» **DATA ENTRIES**:
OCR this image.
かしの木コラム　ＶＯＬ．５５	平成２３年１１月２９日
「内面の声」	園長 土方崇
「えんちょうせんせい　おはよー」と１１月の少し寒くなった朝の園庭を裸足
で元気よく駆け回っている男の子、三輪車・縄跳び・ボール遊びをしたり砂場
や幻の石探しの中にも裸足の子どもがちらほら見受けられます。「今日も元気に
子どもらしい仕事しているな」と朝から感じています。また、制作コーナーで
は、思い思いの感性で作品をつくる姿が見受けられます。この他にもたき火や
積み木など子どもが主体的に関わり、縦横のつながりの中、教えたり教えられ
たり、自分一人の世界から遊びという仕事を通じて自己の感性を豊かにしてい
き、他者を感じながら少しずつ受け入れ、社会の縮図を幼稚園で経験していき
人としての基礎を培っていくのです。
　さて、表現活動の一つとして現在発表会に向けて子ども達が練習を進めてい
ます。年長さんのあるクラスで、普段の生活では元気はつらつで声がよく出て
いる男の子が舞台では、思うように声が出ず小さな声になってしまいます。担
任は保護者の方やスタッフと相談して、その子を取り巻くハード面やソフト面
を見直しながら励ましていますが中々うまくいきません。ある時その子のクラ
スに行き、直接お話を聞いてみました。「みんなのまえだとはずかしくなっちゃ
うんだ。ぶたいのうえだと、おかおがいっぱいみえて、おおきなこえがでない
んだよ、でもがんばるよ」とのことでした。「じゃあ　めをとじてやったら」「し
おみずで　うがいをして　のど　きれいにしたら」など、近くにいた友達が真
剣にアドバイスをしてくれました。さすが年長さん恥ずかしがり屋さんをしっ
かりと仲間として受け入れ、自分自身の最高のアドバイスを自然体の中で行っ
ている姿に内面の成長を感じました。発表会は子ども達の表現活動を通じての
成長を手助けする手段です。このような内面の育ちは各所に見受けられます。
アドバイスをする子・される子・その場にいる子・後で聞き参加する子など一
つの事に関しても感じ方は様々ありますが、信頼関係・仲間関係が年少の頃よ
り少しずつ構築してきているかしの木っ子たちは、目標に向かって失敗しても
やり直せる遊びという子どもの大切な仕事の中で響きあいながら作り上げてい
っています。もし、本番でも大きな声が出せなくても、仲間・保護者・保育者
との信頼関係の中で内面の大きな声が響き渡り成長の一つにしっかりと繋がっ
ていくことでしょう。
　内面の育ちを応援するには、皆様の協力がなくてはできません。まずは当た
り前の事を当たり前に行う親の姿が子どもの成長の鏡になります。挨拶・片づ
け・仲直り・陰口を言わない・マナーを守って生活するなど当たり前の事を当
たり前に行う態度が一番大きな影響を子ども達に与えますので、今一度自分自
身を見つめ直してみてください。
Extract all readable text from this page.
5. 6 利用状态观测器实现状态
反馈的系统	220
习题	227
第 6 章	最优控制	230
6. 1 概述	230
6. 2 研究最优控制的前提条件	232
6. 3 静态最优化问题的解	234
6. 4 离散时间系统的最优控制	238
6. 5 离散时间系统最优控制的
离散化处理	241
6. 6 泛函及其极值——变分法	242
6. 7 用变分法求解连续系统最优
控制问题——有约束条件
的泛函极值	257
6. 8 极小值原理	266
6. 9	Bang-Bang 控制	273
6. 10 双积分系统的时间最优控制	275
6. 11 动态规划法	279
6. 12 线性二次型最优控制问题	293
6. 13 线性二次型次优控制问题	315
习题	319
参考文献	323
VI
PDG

» **THE PROBLEM**: Extract the complete data, matching each line exactly.

» **ANSWER FOR THIS EXERCISE**:
OCR this image.
かしの木コラム　ＶＯＬ．５５	平成２３年１１月２９日
「内面の声」	園長 土方崇
「えんちょうせんせい　おはよー」と１１月の少し寒くなった朝の園庭を裸足
で元気よく駆け回っている男の子、三輪車・縄跳び・ボール遊びをしたり砂場
や幻の石探しの中にも裸足の子どもがちらほら見受けられます。「今日も元気に
子どもらしい仕事しているな」と朝から感じています。また、制作コーナーで
は、思い思いの感性で作品をつくる姿が見受けられます。この他にもたき火や
積み木など子どもが主体的に関わり、縦横のつながりの中、教えたり教えられ
たり、自分一人の世界から遊びという仕事を通じて自己の感性を豊かにしてい
き、他者を感じながら少しずつ受け入れ、社会の縮図を幼稚園で経験していき
人としての基礎を培っていくのです。
　さて、表現活動の一つとして現在発表会に向けて子ども達が練習を進めてい
ます。年長さんのあるクラスで、普段の生活では元気はつらつで声がよく出て
いる男の子が舞台では、思うように声が出ず小さな声になってしまいます。担
任は保護者の方やスタッフと相談して、その子を取り巻くハード面やソフト面
を見直しながら励ましていますが中々うまくいきません。ある時その子のクラ
スに行き、直接お話を聞いてみました。「みんなのまえだとはずかしくなっちゃ
うんだ。ぶたいのうえだと、おかおがいっぱいみえて、おおきなこえがでない
んだよ、でもがんばるよ」とのことでした。「じゃあ　めをとじてやったら」「し
おみずで　うがいをして　のど　きれいにしたら」など、近くにいた友達が真
剣にアドバイスをしてくれました。さすが年長さん恥ずかしがり屋さんをしっ
かりと仲間として受け入れ、自分自身の最高のアドバイスを自然体の中で行っ
ている姿に内面の成長を感じました。発表会は子ども達の表現活動を通じての
成長を手助けする手段です。このような内面の育ちは各所に見受けられます。
アドバイスをする子・される子・その場にいる子・後で聞き参加する子など一
つの事に関しても感じ方は様々ありますが、信頼関係・仲間関係が年少の頃よ
り少しずつ構築してきているかしの木っ子たちは、目標に向かって失敗しても
やり直せる遊びという子どもの大切な仕事の中で響きあいながら作り上げてい
っています。もし、本番でも大きな声が出せなくても、仲間・保護者・保育者
との信頼関係の中で内面の大きな声が響き渡り成長の一つにしっかりと繋がっ
ていくことでしょう。
　内面の育ちを応援するには、皆様の協力がなくてはできません。まずは当た
り前の事を当たり前に行う親の姿が子どもの成長の鏡になります。挨拶・片づ
け・仲直り・陰口を言わない・マナーを守って生活するなど当たり前の事を当
たり前に行う態度が一番大きな影響を子ども達に与えますので、今一度自分自
身を見つめ直してみてください。
Extract all readable text from this page.
5. 6 利用状态观测器实现状态
反馈的系统	220
习题	227
第 6 章	最优控制	230
6. 1 概述	230
6. 2 研究最优控制的前提条件	232
6. 3 静态最优化问题的解	234
6. 4 离散时间系统的最优控制	238
6. 5 离散时间系统最优控制的
离散化处理	241
6. 6 泛函及其极值——变分法	242
6. 7 用变分法求解连续系统最优
控制问题——有约束条件
的泛函极值	257
6. 8 极小值原理	266
6. 9	Bang-Bang 控制	273
6. 10 双积分系统的时间最优控制	275
6. 11 动态规划法	279
6. 12 线性二次型最优控制问题	293
6. 13 线性二次型次优控制问题	315
习题	319
参考文献	323
VI
PDG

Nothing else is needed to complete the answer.